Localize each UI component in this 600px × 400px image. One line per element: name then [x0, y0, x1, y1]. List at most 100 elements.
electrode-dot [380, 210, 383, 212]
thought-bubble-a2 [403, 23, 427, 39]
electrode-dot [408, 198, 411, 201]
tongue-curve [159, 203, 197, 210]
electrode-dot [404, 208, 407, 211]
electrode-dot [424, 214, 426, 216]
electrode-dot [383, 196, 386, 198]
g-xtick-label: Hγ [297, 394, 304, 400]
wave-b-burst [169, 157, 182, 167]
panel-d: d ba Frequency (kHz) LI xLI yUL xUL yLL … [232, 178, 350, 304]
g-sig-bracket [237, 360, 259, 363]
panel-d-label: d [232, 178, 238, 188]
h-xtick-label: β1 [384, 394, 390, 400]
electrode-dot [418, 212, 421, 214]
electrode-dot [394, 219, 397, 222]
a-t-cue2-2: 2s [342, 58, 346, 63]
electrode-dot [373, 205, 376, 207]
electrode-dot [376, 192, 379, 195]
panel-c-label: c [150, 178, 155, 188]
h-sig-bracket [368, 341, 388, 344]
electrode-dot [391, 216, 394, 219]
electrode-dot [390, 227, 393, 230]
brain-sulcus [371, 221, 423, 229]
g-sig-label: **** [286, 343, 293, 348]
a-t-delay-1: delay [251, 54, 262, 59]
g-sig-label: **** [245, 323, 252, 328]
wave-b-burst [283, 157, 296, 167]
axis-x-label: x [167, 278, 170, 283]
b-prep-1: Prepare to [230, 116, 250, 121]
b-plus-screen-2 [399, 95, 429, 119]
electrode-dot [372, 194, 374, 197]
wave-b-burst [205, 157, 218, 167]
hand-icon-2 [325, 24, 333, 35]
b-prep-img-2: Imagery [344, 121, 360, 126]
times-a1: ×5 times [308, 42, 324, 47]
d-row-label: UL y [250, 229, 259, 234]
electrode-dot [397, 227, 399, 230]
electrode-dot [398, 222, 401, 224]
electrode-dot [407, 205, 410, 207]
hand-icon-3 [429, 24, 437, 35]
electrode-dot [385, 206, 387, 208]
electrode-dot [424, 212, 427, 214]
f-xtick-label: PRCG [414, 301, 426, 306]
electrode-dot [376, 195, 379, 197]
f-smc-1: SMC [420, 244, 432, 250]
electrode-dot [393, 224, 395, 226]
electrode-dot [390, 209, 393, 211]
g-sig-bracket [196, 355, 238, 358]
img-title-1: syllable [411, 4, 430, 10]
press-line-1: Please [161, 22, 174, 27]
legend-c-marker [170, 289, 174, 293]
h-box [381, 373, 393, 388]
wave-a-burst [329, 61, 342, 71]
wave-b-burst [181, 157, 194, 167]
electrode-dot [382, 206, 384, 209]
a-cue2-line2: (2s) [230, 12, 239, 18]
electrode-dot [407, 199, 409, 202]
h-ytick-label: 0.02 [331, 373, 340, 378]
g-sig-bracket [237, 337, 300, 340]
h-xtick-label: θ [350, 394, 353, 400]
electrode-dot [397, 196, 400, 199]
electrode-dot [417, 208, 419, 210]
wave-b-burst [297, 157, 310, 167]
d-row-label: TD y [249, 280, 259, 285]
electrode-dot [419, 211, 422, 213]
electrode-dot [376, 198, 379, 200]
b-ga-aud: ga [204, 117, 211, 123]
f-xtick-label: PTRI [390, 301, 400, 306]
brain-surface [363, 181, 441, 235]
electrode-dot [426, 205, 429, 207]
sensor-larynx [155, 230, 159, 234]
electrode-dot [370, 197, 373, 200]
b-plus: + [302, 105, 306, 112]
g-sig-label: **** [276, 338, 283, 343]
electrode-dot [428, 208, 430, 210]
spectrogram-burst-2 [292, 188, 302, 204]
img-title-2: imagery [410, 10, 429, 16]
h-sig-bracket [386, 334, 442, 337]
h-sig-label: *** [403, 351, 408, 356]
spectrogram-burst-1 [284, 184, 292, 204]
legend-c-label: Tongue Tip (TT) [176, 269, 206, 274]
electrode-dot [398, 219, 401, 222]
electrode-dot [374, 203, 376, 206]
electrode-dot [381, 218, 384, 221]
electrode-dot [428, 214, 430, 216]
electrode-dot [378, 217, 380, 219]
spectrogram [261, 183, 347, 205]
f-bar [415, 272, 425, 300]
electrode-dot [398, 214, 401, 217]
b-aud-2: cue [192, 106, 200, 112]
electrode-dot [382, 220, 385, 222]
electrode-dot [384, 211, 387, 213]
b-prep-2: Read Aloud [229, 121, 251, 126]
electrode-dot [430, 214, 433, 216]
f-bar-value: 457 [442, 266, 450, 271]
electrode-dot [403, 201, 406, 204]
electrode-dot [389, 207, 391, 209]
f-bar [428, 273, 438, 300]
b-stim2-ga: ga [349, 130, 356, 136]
....................
### WHAT THE TASK REQUIRES:
Rewrite the material above as a JSON array of strings, with one string per line and no blank lines.

### EXPECTED ANSWER:
[
  "Localize each UI component in this 600px × 400px image. One line per element: name then [x0, y0, x1, y1]. List at most 100 elements.",
  "electrode-dot [380, 210, 383, 212]",
  "thought-bubble-a2 [403, 23, 427, 39]",
  "electrode-dot [408, 198, 411, 201]",
  "tongue-curve [159, 203, 197, 210]",
  "electrode-dot [404, 208, 407, 211]",
  "electrode-dot [424, 214, 426, 216]",
  "electrode-dot [383, 196, 386, 198]",
  "g-xtick-label: Hγ [297, 394, 304, 400]",
  "wave-b-burst [169, 157, 182, 167]",
  "panel-d: d ba Frequency (kHz) LI xLI yUL xUL yLL … [232, 178, 350, 304]",
  "g-sig-bracket [237, 360, 259, 363]",
  "panel-d-label: d [232, 178, 238, 188]",
  "h-xtick-label: β1 [384, 394, 390, 400]",
  "electrode-dot [418, 212, 421, 214]",
  "electrode-dot [394, 219, 397, 222]",
  "a-t-cue2-2: 2s [342, 58, 346, 63]",
  "electrode-dot [373, 205, 376, 207]",
  "electrode-dot [376, 192, 379, 195]",
  "panel-c-label: c [150, 178, 155, 188]",
  "h-sig-bracket [368, 341, 388, 344]",
  "electrode-dot [391, 216, 394, 219]",
  "electrode-dot [390, 227, 393, 230]",
  "brain-sulcus [371, 221, 423, 229]",
  "g-sig-label: **** [286, 343, 293, 348]",
  "a-t-delay-1: delay [251, 54, 262, 59]",
  "g-sig-label: **** [245, 323, 252, 328]",
  "wave-b-burst [283, 157, 296, 167]",
  "axis-x-label: x [167, 278, 170, 283]",
  "b-prep-1: Prepare to [230, 116, 250, 121]",
  "b-plus-screen-2 [399, 95, 429, 119]",
  "electrode-dot [372, 194, 374, 197]",
  "wave-b-burst [205, 157, 218, 167]",
  "hand-icon-2 [325, 24, 333, 35]",
  "b-prep-img-2: Imagery [344, 121, 360, 126]",
  "times-a1: ×5 times [308, 42, 324, 47]",
  "d-row-label: UL y [250, 229, 259, 234]",
  "electrode-dot [397, 227, 399, 230]",
  "electrode-dot [398, 222, 401, 224]",
  "electrode-dot [407, 205, 410, 207]",
  "hand-icon-3 [429, 24, 437, 35]",
  "electrode-dot [385, 206, 387, 208]",
  "electrode-dot [424, 212, 427, 214]",
  "f-xtick-label: PRCG [414, 301, 426, 306]",
  "electrode-dot [376, 195, 379, 197]",
  "f-smc-1: SMC [420, 244, 432, 250]",
  "electrode-dot [393, 224, 395, 226]",
  "electrode-dot [390, 209, 393, 211]",
  "g-sig-bracket [196, 355, 238, 358]",
  "img-title-1: syllable [411, 4, 430, 10]",
  "press-line-1: Please [161, 22, 174, 27]",
  "legend-c-marker [170, 289, 174, 293]",
  "h-box [381, 373, 393, 388]",
  "wave-a-burst [329, 61, 342, 71]",
  "wave-b-burst [181, 157, 194, 167]",
  "electrode-dot [382, 206, 384, 209]",
  "a-cue2-line2: (2s) [230, 12, 239, 18]",
  "electrode-dot [407, 199, 409, 202]",
  "h-ytick-label: 0.02 [331, 373, 340, 378]",
  "g-sig-bracket [237, 337, 300, 340]",
  "h-xtick-label: θ [350, 394, 353, 400]",
  "electrode-dot [397, 196, 400, 199]",
  "electrode-dot [417, 208, 419, 210]",
  "wave-b-burst [297, 157, 310, 167]",
  "d-row-label: TD y [249, 280, 259, 285]",
  "electrode-dot [419, 211, 422, 213]",
  "electrode-dot [376, 198, 379, 200]",
  "b-ga-aud: ga [204, 117, 211, 123]",
  "f-xtick-label: PTRI [390, 301, 400, 306]",
  "brain-surface [363, 181, 441, 235]",
  "electrode-dot [426, 205, 429, 207]",
  "sensor-larynx [155, 230, 159, 234]",
  "electrode-dot [370, 197, 373, 200]",
  "b-plus: + [302, 105, 306, 112]",
  "g-sig-label: **** [276, 338, 283, 343]",
  "electrode-dot [428, 208, 430, 210]",
  "spectrogram-burst-2 [292, 188, 302, 204]",
  "img-title-2: imagery [410, 10, 429, 16]",
  "h-sig-bracket [386, 334, 442, 337]",
  "h-sig-label: *** [403, 351, 408, 356]",
  "spectrogram-burst-1 [284, 184, 292, 204]",
  "legend-c-label: Tongue Tip (TT) [176, 269, 206, 274]",
  "electrode-dot [398, 219, 401, 222]",
  "electrode-dot [374, 203, 376, 206]",
  "electrode-dot [381, 218, 384, 221]",
  "electrode-dot [428, 214, 430, 216]",
  "electrode-dot [378, 217, 380, 219]",
  "spectrogram [261, 183, 347, 205]",
  "f-bar [415, 272, 425, 300]",
  "electrode-dot [398, 214, 401, 217]",
  "b-aud-2: cue [192, 106, 200, 112]",
  "electrode-dot [382, 220, 385, 222]",
  "electrode-dot [384, 211, 387, 213]",
  "b-prep-2: Read Aloud [229, 121, 251, 126]",
  "electrode-dot [430, 214, 433, 216]",
  "f-bar-value: 457 [442, 266, 450, 271]",
  "electrode-dot [403, 201, 406, 204]",
  "electrode-dot [389, 207, 391, 209]",
  "f-bar [428, 273, 438, 300]",
  "b-stim2-ga: ga [349, 130, 356, 136]"
]